◆ Work to do:
Check each line of the material below, and copy it if it holds the string "Privacy".

=== Material for the task ===

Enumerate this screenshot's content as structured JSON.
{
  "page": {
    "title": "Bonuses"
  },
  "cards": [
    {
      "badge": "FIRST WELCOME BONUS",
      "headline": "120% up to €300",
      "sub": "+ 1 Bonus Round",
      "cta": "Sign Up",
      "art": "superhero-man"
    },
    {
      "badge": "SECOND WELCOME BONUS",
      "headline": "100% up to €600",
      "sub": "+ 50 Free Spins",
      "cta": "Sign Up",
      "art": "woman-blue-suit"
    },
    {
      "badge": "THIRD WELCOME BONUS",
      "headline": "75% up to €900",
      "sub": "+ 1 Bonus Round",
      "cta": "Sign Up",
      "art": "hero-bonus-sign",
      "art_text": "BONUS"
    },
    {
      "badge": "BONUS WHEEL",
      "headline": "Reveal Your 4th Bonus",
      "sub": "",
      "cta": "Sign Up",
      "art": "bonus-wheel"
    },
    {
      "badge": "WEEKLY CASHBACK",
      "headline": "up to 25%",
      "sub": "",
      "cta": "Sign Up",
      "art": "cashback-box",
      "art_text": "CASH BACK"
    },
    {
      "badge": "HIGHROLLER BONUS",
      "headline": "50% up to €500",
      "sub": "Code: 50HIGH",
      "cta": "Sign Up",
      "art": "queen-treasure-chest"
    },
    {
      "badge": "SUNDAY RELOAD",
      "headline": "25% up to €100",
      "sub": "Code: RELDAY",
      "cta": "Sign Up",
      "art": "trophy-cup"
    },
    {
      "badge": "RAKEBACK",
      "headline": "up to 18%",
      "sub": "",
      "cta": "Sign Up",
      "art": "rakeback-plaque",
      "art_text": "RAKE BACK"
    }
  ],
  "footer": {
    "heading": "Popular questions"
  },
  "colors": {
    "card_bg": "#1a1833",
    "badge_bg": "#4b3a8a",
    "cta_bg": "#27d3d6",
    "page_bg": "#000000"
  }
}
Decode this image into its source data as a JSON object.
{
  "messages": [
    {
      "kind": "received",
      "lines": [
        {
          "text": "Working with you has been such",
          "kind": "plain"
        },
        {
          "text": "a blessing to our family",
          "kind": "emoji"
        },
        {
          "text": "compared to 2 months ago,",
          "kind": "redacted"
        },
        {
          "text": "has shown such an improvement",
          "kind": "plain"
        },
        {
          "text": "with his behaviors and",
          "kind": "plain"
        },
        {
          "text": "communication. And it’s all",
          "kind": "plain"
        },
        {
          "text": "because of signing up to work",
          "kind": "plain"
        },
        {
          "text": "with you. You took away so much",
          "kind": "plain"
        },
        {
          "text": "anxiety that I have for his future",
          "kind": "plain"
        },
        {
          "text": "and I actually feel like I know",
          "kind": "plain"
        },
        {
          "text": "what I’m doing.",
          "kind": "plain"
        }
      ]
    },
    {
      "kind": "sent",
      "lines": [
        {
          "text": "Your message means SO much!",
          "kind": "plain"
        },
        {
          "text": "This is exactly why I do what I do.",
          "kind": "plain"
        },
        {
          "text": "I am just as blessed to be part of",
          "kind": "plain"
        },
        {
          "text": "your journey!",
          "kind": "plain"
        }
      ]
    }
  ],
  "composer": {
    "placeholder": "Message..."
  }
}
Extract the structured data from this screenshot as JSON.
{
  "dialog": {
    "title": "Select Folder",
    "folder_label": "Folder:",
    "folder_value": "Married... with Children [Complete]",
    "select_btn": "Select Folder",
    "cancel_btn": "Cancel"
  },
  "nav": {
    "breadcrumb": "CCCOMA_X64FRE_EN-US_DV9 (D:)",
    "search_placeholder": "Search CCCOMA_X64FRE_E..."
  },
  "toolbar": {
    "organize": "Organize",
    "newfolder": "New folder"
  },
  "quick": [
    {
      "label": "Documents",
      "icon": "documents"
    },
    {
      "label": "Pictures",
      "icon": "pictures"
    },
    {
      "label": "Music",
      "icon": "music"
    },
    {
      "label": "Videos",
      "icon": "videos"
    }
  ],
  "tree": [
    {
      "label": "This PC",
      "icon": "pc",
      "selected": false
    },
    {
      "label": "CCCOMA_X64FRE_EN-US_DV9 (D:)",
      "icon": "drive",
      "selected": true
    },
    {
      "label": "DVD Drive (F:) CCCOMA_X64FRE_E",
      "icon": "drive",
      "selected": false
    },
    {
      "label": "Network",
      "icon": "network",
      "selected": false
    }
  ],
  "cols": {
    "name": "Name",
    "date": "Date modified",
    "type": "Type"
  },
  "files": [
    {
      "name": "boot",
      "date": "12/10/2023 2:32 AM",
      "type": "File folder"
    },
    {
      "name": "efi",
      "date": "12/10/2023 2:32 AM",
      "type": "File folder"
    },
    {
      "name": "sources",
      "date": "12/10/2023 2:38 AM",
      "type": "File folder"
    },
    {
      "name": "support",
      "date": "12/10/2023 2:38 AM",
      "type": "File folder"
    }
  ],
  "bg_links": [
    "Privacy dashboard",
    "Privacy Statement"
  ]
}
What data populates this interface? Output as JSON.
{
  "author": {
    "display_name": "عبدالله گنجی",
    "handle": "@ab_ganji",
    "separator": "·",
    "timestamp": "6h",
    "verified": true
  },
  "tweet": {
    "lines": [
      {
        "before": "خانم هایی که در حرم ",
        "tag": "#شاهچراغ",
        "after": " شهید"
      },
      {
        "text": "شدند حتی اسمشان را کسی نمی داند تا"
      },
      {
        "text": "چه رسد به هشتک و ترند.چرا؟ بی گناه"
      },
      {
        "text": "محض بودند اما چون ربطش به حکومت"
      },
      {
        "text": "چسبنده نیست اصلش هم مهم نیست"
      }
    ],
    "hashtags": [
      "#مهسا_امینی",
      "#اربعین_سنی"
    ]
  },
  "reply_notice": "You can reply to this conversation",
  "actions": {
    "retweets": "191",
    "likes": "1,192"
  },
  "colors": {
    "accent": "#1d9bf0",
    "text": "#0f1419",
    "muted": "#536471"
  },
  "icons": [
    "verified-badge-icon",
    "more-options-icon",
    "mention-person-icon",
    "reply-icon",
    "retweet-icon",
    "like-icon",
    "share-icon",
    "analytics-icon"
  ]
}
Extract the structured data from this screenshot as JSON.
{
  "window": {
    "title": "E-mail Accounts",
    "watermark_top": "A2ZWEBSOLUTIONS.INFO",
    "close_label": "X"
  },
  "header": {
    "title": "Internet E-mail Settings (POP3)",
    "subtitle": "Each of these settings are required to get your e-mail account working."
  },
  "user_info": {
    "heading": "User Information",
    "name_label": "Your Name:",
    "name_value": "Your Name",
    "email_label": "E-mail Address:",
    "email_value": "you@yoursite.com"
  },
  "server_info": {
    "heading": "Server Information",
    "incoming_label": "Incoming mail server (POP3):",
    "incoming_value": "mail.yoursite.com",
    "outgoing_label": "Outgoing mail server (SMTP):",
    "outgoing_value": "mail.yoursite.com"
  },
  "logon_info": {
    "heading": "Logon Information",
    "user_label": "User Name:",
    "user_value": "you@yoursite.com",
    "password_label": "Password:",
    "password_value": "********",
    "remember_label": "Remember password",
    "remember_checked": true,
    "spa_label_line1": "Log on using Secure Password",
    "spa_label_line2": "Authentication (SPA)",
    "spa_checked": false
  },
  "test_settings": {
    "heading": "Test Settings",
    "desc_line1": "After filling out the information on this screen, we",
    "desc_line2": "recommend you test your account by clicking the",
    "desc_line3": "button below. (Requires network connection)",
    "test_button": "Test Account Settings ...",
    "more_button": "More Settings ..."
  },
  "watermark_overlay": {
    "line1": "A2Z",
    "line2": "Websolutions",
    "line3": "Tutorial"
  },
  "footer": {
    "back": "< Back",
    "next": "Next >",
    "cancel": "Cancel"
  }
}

===

◆ Final result:
    "Privacy dashboard",
    "Privacy Statement"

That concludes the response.